Copy every line that contains the string "выплаты" from the entries below.
[Start TASK INPUTS]
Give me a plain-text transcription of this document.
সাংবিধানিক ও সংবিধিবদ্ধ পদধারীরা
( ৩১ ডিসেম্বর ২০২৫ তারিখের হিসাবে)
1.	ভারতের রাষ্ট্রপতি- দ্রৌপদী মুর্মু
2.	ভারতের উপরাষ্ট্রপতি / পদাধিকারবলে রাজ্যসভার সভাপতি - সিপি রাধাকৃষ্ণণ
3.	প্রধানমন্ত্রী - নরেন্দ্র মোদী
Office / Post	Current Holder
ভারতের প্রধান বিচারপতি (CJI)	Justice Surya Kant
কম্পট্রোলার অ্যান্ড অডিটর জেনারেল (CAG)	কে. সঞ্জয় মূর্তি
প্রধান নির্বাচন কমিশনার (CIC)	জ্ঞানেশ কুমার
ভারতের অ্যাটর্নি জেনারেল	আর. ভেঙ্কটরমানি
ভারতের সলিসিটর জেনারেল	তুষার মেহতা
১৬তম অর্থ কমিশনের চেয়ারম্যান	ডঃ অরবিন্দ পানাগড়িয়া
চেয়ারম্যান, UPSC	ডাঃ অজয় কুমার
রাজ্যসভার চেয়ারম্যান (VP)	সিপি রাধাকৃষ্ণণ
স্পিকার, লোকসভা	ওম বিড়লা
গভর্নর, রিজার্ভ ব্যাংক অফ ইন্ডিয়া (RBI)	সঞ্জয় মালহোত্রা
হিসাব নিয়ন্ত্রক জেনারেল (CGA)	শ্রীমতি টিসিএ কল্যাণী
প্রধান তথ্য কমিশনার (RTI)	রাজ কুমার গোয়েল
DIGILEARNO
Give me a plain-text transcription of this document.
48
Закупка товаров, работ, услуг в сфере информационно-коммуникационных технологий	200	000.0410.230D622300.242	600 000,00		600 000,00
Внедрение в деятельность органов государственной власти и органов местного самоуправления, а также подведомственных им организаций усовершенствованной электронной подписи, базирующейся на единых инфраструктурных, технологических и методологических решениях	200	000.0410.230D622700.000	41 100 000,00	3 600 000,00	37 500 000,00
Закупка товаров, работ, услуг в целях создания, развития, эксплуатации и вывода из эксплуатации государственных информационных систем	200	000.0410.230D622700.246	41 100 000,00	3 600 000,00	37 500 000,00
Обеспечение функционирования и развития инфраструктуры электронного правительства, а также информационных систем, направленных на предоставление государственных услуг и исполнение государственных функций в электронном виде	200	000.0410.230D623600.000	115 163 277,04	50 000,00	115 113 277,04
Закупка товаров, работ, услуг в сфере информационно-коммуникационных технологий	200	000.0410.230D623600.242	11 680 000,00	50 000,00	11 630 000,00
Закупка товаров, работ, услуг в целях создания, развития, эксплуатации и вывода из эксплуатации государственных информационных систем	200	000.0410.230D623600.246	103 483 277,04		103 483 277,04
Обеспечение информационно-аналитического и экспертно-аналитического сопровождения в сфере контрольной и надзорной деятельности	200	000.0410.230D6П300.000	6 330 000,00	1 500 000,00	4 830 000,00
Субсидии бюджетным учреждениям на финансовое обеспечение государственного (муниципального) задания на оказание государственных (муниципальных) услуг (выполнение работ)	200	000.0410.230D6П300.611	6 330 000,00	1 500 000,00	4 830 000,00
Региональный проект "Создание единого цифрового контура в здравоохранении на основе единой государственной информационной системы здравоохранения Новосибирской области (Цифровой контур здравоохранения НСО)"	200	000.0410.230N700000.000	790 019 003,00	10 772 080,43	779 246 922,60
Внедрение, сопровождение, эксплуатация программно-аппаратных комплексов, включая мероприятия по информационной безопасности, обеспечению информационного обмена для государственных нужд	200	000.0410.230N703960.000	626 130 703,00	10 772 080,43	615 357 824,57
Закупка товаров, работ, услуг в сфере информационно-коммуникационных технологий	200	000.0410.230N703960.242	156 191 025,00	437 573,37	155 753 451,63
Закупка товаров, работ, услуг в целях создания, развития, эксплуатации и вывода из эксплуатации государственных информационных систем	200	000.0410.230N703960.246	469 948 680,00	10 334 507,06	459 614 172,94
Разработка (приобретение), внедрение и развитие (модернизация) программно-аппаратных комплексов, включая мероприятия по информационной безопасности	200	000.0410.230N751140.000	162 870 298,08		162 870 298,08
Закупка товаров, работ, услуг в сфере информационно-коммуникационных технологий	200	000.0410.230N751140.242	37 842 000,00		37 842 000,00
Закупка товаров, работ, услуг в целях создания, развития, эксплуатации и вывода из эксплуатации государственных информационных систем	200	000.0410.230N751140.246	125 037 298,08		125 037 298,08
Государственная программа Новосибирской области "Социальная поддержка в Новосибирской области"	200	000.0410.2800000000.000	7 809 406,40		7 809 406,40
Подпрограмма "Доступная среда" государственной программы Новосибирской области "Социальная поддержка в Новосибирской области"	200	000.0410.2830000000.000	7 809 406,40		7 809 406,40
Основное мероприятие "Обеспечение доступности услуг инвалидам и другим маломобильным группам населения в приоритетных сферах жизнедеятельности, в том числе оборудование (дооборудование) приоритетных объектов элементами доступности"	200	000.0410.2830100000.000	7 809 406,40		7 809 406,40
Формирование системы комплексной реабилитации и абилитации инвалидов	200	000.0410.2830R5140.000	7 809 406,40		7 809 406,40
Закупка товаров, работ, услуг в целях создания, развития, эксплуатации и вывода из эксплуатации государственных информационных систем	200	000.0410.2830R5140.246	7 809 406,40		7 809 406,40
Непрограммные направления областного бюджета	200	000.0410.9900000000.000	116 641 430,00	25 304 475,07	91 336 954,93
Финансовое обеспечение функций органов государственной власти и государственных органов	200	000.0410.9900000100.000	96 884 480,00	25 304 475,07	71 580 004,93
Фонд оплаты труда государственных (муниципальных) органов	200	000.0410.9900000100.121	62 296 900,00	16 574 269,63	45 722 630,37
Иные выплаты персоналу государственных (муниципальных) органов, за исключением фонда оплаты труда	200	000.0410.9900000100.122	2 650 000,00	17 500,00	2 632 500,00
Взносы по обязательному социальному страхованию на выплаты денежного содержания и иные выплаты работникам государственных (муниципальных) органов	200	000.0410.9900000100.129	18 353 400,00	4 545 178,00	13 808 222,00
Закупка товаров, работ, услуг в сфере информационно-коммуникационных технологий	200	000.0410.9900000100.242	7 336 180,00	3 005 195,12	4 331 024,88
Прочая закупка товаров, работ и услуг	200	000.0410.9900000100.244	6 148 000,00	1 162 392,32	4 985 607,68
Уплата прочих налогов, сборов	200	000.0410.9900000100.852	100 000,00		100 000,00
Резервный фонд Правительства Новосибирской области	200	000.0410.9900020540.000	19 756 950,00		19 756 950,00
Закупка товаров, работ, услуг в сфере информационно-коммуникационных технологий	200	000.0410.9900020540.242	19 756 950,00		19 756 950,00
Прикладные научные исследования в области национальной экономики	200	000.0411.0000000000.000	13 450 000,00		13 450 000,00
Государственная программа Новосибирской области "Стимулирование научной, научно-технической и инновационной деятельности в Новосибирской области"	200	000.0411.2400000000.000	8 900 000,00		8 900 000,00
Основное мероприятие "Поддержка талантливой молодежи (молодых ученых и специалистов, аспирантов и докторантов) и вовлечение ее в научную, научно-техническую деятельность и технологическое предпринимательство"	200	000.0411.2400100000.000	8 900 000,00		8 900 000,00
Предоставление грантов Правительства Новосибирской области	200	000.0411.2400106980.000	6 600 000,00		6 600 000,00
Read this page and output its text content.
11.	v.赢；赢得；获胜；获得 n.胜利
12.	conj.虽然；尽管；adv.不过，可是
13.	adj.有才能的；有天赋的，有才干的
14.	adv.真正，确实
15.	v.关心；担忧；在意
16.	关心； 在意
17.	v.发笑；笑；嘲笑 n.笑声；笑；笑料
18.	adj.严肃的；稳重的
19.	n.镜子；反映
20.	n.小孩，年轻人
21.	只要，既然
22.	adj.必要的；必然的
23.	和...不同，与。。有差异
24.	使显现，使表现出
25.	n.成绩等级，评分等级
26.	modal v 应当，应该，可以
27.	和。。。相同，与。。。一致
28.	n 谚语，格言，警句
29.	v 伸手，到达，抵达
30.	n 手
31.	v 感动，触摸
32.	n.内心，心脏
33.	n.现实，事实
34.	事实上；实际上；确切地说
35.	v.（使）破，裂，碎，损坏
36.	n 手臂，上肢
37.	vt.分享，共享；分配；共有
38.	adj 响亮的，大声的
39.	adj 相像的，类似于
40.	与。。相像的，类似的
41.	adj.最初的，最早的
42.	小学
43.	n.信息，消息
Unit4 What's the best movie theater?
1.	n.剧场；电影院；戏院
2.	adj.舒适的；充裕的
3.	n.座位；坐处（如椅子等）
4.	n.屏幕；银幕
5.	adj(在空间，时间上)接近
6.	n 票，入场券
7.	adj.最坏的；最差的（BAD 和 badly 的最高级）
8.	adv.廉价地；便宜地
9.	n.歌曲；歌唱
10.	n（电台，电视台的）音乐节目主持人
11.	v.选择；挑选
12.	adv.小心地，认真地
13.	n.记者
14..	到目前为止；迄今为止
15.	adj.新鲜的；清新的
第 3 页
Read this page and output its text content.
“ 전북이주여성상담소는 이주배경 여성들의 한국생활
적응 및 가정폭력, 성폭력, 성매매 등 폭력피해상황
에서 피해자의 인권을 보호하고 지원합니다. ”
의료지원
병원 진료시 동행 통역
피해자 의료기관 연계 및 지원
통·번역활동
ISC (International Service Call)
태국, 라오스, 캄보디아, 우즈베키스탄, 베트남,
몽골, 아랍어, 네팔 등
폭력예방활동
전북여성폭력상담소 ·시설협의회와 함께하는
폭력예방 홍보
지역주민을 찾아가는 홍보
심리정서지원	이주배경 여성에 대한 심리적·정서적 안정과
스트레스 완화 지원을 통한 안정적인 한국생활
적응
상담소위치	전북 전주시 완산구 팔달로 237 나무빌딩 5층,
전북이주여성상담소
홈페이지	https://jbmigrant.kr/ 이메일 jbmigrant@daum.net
[End TASK INPUTS]
▶ **ANSWER TO THE TASK**:
Иные выплаты персоналу государственных (муниципальных) органов, за исключением фонда оплаты труда	200	000.0410.9900000100.122	2 650 000,00	17 500,00	2 632 500,00
Взносы по обязательному социальному страхованию на выплаты денежного содержания и иные выплаты работникам государственных (муниципальных) органов	200	000.0410.9900000100.129	18 353 400,00	4 545 178,00	13 808 222,00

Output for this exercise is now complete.